** Task requirements **
In the listing below, pick out lines with "расположенных".

** Task inputs **
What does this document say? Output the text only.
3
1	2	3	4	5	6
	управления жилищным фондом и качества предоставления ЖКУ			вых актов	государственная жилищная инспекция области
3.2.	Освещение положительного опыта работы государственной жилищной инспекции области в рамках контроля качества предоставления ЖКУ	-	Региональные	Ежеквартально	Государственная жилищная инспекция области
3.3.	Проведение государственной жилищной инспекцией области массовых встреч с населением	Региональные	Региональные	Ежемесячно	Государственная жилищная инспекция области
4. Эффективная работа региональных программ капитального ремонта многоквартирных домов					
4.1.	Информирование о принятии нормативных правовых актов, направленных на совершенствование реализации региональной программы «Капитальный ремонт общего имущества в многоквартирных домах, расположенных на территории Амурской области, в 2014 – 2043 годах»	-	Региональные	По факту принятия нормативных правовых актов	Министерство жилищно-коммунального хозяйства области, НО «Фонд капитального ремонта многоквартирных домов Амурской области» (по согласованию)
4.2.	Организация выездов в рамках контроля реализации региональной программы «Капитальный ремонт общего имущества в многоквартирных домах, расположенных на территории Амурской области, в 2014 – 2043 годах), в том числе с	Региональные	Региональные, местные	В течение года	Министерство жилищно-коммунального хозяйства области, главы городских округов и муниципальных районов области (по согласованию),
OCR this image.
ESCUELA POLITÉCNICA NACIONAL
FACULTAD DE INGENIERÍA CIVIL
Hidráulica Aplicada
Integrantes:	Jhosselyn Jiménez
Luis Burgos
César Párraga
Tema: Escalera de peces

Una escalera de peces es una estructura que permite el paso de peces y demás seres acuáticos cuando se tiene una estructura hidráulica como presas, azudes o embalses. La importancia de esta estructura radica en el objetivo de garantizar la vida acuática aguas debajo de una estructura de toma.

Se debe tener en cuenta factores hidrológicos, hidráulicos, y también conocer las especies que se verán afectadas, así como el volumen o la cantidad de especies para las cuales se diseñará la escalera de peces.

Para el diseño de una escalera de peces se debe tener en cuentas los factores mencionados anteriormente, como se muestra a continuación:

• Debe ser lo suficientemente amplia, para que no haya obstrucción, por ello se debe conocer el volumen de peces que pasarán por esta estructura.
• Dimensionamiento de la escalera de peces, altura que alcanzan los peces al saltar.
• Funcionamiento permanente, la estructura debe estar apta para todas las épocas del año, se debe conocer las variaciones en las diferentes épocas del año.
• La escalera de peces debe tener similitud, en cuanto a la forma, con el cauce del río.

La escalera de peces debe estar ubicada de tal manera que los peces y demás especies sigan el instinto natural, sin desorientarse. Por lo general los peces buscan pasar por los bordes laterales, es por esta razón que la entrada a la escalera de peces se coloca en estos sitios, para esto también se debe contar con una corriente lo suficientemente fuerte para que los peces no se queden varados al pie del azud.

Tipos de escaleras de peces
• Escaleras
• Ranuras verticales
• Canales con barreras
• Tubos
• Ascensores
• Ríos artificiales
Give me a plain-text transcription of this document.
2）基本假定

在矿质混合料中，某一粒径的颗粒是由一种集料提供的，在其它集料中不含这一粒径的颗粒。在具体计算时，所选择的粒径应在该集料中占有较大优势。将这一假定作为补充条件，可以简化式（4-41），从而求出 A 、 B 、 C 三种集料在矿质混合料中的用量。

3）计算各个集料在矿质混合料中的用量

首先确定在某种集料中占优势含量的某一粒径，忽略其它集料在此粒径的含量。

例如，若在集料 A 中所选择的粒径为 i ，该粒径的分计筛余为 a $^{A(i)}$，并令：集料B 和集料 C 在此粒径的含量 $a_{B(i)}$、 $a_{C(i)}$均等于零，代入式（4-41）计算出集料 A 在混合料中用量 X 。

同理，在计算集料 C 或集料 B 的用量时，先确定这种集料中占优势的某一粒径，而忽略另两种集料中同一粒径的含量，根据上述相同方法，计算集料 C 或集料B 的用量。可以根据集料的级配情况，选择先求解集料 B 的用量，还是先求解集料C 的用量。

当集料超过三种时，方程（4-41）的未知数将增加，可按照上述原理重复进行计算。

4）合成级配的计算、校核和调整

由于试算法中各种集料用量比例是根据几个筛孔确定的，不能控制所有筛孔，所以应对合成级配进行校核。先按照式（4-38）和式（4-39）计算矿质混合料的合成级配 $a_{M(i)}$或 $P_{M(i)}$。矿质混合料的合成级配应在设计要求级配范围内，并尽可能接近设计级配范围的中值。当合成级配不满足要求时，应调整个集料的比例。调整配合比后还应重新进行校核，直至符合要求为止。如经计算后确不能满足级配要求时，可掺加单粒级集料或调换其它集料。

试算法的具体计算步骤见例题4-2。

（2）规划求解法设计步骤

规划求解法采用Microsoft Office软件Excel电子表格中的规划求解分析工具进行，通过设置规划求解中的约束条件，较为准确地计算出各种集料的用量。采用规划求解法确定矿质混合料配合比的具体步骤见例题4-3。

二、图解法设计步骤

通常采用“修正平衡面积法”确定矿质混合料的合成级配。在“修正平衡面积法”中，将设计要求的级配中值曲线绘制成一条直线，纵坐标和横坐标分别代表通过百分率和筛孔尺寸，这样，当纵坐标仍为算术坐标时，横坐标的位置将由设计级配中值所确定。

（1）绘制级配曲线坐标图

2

** The completed task **
4.1.	Информирование о принятии нормативных правовых актов, направленных на совершенствование реализации региональной программы «Капитальный ремонт общего имущества в многоквартирных домах, расположенных на территории Амурской области, в 2014 – 2043 годах»	-	Региональные	По факту принятия нормативных правовых актов	Министерство жилищно-коммунального хозяйства области, НО «Фонд капитального ремонта многоквартирных домов Амурской области» (по согласованию)
4.2.	Организация выездов в рамках контроля реализации региональной программы «Капитальный ремонт общего имущества в многоквартирных домах, расположенных на территории Амурской области, в 2014 – 2043 годах), в том числе с	Региональные	Региональные, местные	В течение года	Министерство жилищно-коммунального хозяйства области, главы городских округов и муниципальных районов области (по согласованию),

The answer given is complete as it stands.